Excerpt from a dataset

_ _ _ _ _ _ _

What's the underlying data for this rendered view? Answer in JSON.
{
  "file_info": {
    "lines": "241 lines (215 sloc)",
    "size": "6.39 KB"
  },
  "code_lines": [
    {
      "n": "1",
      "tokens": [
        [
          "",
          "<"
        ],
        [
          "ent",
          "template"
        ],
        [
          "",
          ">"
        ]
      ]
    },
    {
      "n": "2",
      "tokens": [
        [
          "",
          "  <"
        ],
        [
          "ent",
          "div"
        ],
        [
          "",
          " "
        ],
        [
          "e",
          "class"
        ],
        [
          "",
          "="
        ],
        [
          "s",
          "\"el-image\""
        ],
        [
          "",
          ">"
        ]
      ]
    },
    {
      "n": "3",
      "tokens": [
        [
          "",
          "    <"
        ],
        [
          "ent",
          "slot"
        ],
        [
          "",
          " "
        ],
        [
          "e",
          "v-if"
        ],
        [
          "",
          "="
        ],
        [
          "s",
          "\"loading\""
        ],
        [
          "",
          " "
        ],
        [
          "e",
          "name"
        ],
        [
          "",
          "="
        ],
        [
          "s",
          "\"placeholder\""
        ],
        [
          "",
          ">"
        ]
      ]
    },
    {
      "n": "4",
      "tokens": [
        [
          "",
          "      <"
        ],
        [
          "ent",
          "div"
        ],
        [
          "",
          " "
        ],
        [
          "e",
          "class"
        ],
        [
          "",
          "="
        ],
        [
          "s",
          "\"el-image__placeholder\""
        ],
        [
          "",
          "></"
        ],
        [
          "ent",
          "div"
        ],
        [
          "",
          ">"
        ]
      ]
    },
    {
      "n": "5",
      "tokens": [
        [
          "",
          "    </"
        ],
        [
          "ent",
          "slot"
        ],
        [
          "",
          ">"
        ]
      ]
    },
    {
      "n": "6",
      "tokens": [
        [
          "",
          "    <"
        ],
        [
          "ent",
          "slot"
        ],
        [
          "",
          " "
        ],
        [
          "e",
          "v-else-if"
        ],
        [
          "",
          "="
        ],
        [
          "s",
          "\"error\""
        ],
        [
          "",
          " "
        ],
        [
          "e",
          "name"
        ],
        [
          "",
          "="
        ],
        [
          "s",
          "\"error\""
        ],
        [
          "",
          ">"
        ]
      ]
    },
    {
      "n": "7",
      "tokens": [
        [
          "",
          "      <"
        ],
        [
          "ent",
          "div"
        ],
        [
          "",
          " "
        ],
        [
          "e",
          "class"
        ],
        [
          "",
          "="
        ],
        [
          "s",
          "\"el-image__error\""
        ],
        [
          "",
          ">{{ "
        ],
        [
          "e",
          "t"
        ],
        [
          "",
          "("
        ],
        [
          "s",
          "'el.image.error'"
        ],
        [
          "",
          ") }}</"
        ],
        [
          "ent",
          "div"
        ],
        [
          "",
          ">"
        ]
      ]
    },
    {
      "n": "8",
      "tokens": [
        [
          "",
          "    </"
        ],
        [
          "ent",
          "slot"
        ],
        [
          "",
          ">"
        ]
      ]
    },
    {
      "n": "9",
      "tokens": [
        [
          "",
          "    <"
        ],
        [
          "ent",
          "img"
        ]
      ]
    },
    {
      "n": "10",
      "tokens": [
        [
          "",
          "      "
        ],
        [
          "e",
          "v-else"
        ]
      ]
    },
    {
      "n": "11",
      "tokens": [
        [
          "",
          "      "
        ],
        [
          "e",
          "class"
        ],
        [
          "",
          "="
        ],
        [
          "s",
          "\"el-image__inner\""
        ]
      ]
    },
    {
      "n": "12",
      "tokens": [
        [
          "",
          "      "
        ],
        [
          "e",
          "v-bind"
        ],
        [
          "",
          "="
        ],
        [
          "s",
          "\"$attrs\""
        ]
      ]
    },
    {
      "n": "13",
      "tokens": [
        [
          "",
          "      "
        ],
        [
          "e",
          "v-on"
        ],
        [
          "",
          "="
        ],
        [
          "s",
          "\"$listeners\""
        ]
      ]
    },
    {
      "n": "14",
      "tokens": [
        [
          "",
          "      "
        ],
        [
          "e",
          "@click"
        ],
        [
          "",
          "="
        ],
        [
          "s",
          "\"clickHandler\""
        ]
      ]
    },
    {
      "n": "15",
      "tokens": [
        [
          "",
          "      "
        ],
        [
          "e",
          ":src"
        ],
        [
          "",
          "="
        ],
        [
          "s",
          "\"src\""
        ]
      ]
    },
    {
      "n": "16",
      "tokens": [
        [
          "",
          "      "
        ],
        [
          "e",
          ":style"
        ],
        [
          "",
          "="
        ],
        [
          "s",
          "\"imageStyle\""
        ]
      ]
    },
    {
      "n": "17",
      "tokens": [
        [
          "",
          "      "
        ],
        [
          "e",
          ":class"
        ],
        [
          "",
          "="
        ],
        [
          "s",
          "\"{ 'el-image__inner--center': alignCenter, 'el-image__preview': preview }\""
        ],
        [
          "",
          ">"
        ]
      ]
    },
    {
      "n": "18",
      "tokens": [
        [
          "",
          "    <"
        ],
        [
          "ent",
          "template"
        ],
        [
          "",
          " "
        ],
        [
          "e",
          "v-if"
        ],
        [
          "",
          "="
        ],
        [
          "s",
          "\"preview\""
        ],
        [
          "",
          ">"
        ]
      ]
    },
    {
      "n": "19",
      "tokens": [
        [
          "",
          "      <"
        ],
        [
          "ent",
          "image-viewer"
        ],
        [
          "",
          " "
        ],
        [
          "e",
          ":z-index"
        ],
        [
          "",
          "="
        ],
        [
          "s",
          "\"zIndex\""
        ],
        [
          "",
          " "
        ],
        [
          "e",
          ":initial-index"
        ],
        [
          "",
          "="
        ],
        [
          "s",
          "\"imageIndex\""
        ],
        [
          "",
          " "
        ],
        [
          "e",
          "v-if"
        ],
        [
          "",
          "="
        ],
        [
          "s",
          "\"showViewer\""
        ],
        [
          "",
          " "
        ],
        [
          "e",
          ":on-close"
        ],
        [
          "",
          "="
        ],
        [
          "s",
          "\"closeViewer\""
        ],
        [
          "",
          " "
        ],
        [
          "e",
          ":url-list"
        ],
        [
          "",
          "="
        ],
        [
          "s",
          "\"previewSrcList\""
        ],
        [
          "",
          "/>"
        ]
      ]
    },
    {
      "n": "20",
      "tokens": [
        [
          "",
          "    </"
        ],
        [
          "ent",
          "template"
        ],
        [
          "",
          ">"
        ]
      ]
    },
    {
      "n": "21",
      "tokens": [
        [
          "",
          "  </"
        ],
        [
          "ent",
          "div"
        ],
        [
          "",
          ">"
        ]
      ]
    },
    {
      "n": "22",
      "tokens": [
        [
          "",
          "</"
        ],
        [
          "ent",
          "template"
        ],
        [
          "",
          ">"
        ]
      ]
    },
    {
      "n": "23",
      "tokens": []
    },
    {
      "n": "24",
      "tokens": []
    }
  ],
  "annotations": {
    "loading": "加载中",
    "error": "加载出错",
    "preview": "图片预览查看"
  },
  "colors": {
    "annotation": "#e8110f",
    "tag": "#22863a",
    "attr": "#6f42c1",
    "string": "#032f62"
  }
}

_ _ _ _ _ _ _

## What is required
Reproduce the full listing above, character for character.

## Result for this task
What's the underlying data for this rendered view? Answer in JSON.
{
  "file_info": {
    "lines": "241 lines (215 sloc)",
    "size": "6.39 KB"
  },
  "code_lines": [
    {
      "n": "1",
      "tokens": [
        [
          "",
          "<"
        ],
        [
          "ent",
          "template"
        ],
        [
          "",
          ">"
        ]
      ]
    },
    {
      "n": "2",
      "tokens": [
        [
          "",
          "  <"
        ],
        [
          "ent",
          "div"
        ],
        [
          "",
          " "
        ],
        [
          "e",
          "class"
        ],
        [
          "",
          "="
        ],
        [
          "s",
          "\"el-image\""
        ],
        [
          "",
          ">"
        ]
      ]
    },
    {
      "n": "3",
      "tokens": [
        [
          "",
          "    <"
        ],
        [
          "ent",
          "slot"
        ],
        [
          "",
          " "
        ],
        [
          "e",
          "v-if"
        ],
        [
          "",
          "="
        ],
        [
          "s",
          "\"loading\""
        ],
        [
          "",
          " "
        ],
        [
          "e",
          "name"
        ],
        [
          "",
          "="
        ],
        [
          "s",
          "\"placeholder\""
        ],
        [
          "",
          ">"
        ]
      ]
    },
    {
      "n": "4",
      "tokens": [
        [
          "",
          "      <"
        ],
        [
          "ent",
          "div"
        ],
        [
          "",
          " "
        ],
        [
          "e",
          "class"
        ],
        [
          "",
          "="
        ],
        [
          "s",
          "\"el-image__placeholder\""
        ],
        [
          "",
          "></"
        ],
        [
          "ent",
          "div"
        ],
        [
          "",
          ">"
        ]
      ]
    },
    {
      "n": "5",
      "tokens": [
        [
          "",
          "    </"
        ],
        [
          "ent",
          "slot"
        ],
        [
          "",
          ">"
        ]
      ]
    },
    {
      "n": "6",
      "tokens": [
        [
          "",
          "    <"
        ],
        [
          "ent",
          "slot"
        ],
        [
          "",
          " "
        ],
        [
          "e",
          "v-else-if"
        ],
        [
          "",
          "="
        ],
        [
          "s",
          "\"error\""
        ],
        [
          "",
          " "
        ],
        [
          "e",
          "name"
        ],
        [
          "",
          "="
        ],
        [
          "s",
          "\"error\""
        ],
        [
          "",
          ">"
        ]
      ]
    },
    {
      "n": "7",
      "tokens": [
        [
          "",
          "      <"
        ],
        [
          "ent",
          "div"
        ],
        [
          "",
          " "
        ],
        [
          "e",
          "class"
        ],
        [
          "",
          "="
        ],
        [
          "s",
          "\"el-image__error\""
        ],
        [
          "",
          ">{{ "
        ],
        [
          "e",
          "t"
        ],
        [
          "",
          "("
        ],
        [
          "s",
          "'el.image.error'"
        ],
        [
          "",
          ") }}</"
        ],
        [
          "ent",
          "div"
        ],
        [
          "",
          ">"
        ]
      ]
    },
    {
      "n": "8",
      "tokens": [
        [
          "",
          "    </"
        ],
        [
          "ent",
          "slot"
        ],
        [
          "",
          ">"
        ]
      ]
    },
    {
      "n": "9",
      "tokens": [
        [
          "",
          "    <"
        ],
        [
          "ent",
          "img"
        ]
      ]
    },
    {
      "n": "10",
      "tokens": [
        [
          "",
          "      "
        ],
        [
          "e",
          "v-else"
        ]
      ]
    },
    {
      "n": "11",
      "tokens": [
        [
          "",
          "      "
        ],
        [
          "e",
          "class"
        ],
        [
          "",
          "="
        ],
        [
          "s",
          "\"el-image__inner\""
        ]
      ]
    },
    {
      "n": "12",
      "tokens": [
        [
          "",
          "      "
        ],
        [
          "e",
          "v-bind"
        ],
        [
          "",
          "="
        ],
        [
          "s",
          "\"$attrs\""
        ]
      ]
    },
    {
      "n": "13",
      "tokens": [
        [
          "",
          "      "
        ],
        [
          "e",
          "v-on"
        ],
        [
          "",
          "="
        ],
        [
          "s",
          "\"$listeners\""
        ]
      ]
    },
    {
      "n": "14",
      "tokens": [
        [
          "",
          "      "
        ],
        [
          "e",
          "@click"
        ],
        [
          "",
          "="
        ],
        [
          "s",
          "\"clickHandler\""
        ]
      ]
    },
    {
      "n": "15",
      "tokens": [
        [
          "",
          "      "
        ],
        [
          "e",
          ":src"
        ],
        [
          "",
          "="
        ],
        [
          "s",
          "\"src\""
        ]
      ]
    },
    {
      "n": "16",
      "tokens": [
        [
          "",
          "      "
        ],
        [
          "e",
          ":style"
        ],
        [
          "",
          "="
        ],
        [
          "s",
          "\"imageStyle\""
        ]
      ]
    },
    {
      "n": "17",
      "tokens": [
        [
          "",
          "      "
        ],
        [
          "e",
          ":class"
        ],
        [
          "",
          "="
        ],
        [
          "s",
          "\"{ 'el-image__inner--center': alignCenter, 'el-image__preview': preview }\""
        ],
        [
          "",
          ">"
        ]
      ]
    },
    {
      "n": "18",
      "tokens": [
        [
          "",
          "    <"
        ],
        [
          "ent",
          "template"
        ],
        [
          "",
          " "
        ],
        [
          "e",
          "v-if"
        ],
        [
          "",
          "="
        ],
        [
          "s",
          "\"preview\""
        ],
        [
          "",
          ">"
        ]
      ]
    },
    {
      "n": "19",
      "tokens": [
        [
          "",
          "      <"
        ],
        [
          "ent",
          "image-viewer"
        ],
        [
          "",
          " "
        ],
        [
          "e",
          ":z-index"
        ],
        [
          "",
          "="
        ],
        [
          "s",
          "\"zIndex\""
        ],
        [
          "",
          " "
        ],
        [
          "e",
          ":initial-index"
        ],
        [
          "",
          "="
        ],
        [
          "s",
          "\"imageIndex\""
        ],
        [
          "",
          " "
        ],
        [
          "e",
          "v-if"
        ],
        [
          "",
          "="
        ],
        [
          "s",
          "\"showViewer\""
        ],
        [
          "",
          " "
        ],
        [
          "e",
          ":on-close"
        ],
        [
          "",
          "="
        ],
        [
          "s",
          "\"closeViewer\""
        ],
        [
          "",
          " "
        ],
        [
          "e",
          ":url-list"
        ],
        [
          "",
          "="
        ],
        [
          "s",
          "\"previewSrcList\""
        ],
        [
          "",
          "/>"
        ]
      ]
    },
    {
      "n": "20",
      "tokens": [
        [
          "",
          "    </"
        ],
        [
          "ent",
          "template"
        ],
        [
          "",
          ">"
        ]
      ]
    },
    {
      "n": "21",
      "tokens": [
        [
          "",
          "  </"
        ],
        [
          "ent",
          "div"
        ],
        [
          "",
          ">"
        ]
      ]
    },
    {
      "n": "22",
      "tokens": [
        [
          "",
          "</"
        ],
        [
          "ent",
          "template"
        ],
        [
          "",
          ">"
        ]
      ]
    },
    {
      "n": "23",
      "tokens": []
    },
    {
      "n": "24",
      "tokens": []
    }
  ],
  "annotations": {
    "loading": "加载中",
    "error": "加载出错",
    "preview": "图片预览查看"
  },
  "colors": {
    "annotation": "#e8110f",
    "tag": "#22863a",
    "attr": "#6f42c1",
    "string": "#032f62"
  }
}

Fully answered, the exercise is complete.